***** Supplied information

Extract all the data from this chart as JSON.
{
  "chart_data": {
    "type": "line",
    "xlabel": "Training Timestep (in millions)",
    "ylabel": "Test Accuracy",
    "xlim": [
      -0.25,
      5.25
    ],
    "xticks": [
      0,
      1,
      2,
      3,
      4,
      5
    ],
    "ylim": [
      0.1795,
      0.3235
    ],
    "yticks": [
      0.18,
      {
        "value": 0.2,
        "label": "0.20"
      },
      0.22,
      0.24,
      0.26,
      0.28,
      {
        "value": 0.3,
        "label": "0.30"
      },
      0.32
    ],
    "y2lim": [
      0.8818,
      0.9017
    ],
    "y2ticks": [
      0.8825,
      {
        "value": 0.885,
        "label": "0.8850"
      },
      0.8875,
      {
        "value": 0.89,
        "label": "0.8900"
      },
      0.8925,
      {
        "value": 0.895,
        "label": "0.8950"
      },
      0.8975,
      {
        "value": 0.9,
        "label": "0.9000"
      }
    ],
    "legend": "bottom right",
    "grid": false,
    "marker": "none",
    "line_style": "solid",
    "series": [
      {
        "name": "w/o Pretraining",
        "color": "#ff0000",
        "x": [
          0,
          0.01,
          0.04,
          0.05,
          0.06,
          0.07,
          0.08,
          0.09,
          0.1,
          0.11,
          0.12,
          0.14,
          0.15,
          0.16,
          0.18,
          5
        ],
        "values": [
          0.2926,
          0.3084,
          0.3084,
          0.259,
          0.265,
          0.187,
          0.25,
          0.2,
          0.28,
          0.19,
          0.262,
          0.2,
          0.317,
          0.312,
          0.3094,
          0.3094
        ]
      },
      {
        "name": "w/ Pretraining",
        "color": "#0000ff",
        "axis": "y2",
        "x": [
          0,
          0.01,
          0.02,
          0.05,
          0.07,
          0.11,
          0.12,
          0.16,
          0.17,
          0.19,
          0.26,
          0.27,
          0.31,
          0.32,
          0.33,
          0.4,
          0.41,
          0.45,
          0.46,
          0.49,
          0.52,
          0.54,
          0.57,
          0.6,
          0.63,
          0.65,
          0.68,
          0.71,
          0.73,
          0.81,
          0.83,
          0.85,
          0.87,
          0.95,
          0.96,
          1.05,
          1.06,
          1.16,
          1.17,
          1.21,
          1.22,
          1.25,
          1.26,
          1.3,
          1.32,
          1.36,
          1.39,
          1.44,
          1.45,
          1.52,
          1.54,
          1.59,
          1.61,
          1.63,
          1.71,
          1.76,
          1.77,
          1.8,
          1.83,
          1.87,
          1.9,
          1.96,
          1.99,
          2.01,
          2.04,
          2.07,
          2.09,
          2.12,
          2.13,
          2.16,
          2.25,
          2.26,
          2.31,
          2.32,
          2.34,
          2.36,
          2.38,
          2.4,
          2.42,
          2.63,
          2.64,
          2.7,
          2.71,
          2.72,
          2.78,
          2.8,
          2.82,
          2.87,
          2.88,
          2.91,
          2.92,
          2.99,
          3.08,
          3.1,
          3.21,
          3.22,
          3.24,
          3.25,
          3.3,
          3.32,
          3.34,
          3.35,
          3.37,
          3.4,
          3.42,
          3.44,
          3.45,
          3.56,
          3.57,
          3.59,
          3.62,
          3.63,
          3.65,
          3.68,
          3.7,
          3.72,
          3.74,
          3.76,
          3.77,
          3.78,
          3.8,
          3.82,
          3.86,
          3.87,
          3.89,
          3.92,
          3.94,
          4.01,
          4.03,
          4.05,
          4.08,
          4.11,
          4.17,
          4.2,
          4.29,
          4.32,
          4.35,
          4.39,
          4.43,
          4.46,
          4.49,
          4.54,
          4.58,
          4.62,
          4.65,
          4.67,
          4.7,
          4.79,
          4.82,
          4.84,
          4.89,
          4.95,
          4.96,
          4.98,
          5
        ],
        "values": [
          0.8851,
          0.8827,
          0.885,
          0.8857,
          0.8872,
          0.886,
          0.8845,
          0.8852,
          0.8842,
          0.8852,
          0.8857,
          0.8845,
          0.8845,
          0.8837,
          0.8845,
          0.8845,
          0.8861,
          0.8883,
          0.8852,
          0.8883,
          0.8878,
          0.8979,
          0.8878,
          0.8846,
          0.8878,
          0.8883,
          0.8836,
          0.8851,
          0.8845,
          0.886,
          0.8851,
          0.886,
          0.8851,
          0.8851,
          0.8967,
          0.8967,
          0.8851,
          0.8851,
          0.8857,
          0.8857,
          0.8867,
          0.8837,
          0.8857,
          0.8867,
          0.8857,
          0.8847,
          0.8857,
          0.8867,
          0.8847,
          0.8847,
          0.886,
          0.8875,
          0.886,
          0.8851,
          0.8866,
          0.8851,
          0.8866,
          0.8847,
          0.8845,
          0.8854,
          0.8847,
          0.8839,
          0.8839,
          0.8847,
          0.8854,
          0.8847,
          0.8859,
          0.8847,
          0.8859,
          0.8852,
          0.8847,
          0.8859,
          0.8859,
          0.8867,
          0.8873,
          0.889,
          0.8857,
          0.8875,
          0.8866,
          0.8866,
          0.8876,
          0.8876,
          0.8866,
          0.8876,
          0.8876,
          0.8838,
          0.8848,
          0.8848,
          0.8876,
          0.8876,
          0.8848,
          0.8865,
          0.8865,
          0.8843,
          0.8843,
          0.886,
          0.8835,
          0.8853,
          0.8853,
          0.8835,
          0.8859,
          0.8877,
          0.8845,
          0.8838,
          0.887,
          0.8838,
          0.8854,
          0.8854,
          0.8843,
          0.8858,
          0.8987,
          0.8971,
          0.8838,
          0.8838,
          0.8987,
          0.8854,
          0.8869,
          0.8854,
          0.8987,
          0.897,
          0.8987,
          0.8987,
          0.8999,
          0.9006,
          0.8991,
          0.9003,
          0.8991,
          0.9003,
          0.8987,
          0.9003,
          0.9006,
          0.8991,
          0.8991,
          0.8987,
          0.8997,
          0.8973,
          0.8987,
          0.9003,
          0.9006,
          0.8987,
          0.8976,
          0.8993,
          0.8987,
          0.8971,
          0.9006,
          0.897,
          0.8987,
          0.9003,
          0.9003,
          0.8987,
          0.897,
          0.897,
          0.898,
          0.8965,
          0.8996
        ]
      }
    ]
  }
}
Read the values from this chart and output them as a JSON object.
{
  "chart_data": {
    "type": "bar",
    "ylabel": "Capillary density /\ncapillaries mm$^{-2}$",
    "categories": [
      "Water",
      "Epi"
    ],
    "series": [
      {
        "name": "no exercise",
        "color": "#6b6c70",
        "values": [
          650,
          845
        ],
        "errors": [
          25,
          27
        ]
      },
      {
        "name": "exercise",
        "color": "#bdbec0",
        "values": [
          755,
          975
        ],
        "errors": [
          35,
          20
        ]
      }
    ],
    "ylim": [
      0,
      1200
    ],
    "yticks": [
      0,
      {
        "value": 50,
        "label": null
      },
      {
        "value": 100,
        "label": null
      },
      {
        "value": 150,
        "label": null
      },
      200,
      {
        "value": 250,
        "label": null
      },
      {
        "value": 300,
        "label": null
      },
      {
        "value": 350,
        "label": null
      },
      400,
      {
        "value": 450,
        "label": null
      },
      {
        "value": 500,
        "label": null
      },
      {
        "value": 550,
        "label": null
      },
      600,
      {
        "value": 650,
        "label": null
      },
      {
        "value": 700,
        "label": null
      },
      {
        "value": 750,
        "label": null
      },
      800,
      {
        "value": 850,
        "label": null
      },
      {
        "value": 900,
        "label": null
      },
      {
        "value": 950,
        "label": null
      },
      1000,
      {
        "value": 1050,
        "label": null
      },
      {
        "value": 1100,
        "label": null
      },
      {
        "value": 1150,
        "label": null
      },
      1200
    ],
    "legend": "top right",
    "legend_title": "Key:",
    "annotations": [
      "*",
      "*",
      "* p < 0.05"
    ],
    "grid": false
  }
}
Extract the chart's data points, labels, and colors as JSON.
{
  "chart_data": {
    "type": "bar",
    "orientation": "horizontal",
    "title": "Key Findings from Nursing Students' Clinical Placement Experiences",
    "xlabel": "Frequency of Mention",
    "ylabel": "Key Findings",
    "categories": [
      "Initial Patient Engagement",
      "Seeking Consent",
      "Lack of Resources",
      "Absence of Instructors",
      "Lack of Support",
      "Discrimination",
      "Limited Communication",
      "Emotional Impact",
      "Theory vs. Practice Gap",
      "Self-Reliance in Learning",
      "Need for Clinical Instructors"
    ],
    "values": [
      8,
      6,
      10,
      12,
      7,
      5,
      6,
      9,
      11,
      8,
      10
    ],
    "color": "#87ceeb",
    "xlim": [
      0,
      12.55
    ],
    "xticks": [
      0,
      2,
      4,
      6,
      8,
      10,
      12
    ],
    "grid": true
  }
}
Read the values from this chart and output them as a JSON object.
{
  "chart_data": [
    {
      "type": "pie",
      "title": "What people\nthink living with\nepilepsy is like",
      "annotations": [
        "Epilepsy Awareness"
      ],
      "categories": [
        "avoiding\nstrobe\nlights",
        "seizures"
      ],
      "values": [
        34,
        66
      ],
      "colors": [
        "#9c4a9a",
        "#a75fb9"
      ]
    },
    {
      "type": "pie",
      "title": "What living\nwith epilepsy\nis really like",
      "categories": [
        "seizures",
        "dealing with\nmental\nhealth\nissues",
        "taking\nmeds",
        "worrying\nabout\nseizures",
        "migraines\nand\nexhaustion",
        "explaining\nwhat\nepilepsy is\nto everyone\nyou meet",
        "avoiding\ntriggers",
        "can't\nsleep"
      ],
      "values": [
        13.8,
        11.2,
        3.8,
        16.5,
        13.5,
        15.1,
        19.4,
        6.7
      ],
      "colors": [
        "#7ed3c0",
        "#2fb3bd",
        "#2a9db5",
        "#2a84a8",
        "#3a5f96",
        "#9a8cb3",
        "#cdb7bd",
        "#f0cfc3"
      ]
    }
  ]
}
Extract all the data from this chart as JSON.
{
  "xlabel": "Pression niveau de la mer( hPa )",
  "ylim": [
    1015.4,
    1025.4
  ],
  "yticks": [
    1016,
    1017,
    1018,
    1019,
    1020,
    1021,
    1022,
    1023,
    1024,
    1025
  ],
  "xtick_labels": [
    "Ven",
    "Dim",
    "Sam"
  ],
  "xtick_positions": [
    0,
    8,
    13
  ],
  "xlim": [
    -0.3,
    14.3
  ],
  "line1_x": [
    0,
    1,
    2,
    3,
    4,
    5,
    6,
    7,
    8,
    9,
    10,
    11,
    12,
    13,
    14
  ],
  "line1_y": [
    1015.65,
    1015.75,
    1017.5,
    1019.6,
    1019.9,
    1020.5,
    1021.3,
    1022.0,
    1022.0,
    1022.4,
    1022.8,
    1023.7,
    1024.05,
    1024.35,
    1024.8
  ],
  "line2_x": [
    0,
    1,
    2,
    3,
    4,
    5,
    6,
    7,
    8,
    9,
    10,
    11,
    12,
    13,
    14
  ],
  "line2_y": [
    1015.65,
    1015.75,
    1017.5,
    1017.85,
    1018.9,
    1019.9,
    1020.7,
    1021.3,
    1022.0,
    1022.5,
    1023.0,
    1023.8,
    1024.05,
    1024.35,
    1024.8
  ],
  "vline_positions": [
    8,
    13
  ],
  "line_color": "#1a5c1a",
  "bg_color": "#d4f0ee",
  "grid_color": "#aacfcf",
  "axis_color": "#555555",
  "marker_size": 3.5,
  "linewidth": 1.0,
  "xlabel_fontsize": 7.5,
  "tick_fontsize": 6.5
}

**********

Copy every line of the listing containing the string "Pretraining".

        "name": "w/o Pretraining",
        "name": "w/ Pretraining",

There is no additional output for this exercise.